PROBLEM DETAILS: Report all lines from the entries below in which "Participants" appears.

RECORDS TO USE:
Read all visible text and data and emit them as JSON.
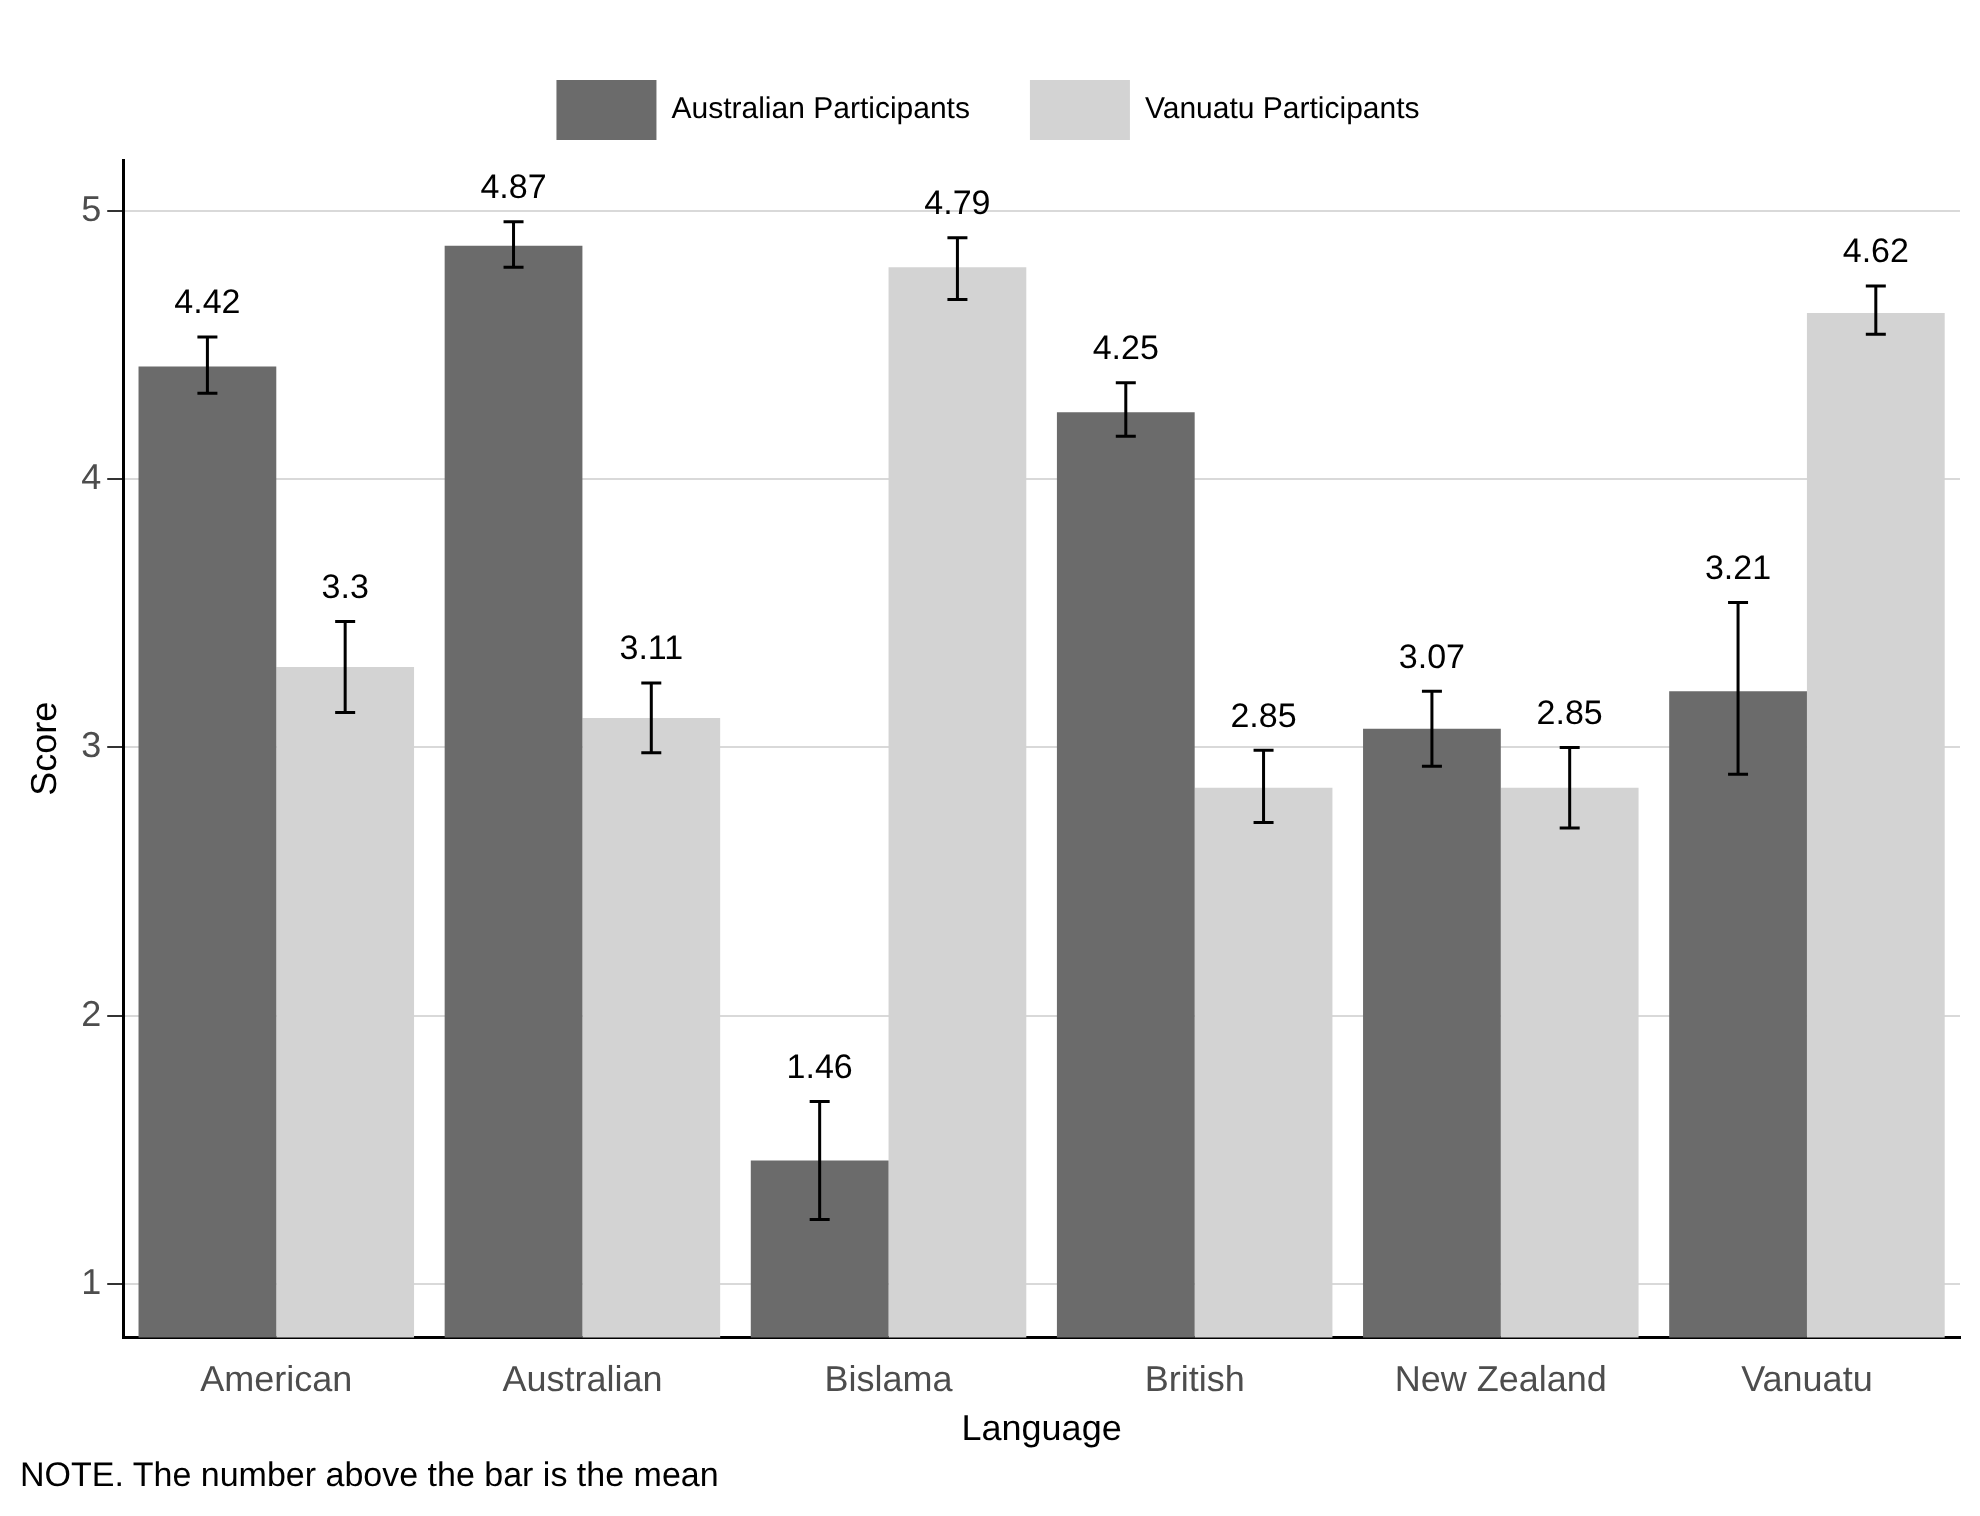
{
  "chart_data": {
    "type": "bar",
    "xlabel": "Language",
    "ylabel": "Score",
    "categories": [
      "American",
      "Australian",
      "Bislama",
      "British",
      "New Zealand",
      "Vanuatu"
    ],
    "series": [
      {
        "name": "Australian Participants",
        "color": "#6b6b6b",
        "values": [
          4.42,
          4.87,
          1.46,
          4.25,
          3.07,
          3.21
        ],
        "errors": [
          [
            4.32,
            4.53
          ],
          [
            4.79,
            4.96
          ],
          [
            1.24,
            1.68
          ],
          [
            4.16,
            4.36
          ],
          [
            2.93,
            3.21
          ],
          [
            2.9,
            3.54
          ]
        ]
      },
      {
        "name": "Vanuatu Participants",
        "color": "#d3d3d3",
        "values": [
          3.3,
          3.11,
          4.79,
          2.85,
          2.85,
          4.62
        ],
        "errors": [
          [
            3.13,
            3.47
          ],
          [
            2.98,
            3.24
          ],
          [
            4.67,
            4.9
          ],
          [
            2.72,
            2.99
          ],
          [
            2.7,
            3.0
          ],
          [
            4.54,
            4.72
          ]
        ]
      }
    ],
    "ylim": [
      0.8,
      5.19
    ],
    "yticks": [
      1,
      2,
      3,
      4,
      5
    ],
    "grid": "y",
    "legend": "top",
    "data_labels": true,
    "annotations": [
      "NOTE. The number above the bar is the mean"
    ]
  }
}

SOLUTION:
        "name": "Australian Participants",
        "name": "Vanuatu Participants",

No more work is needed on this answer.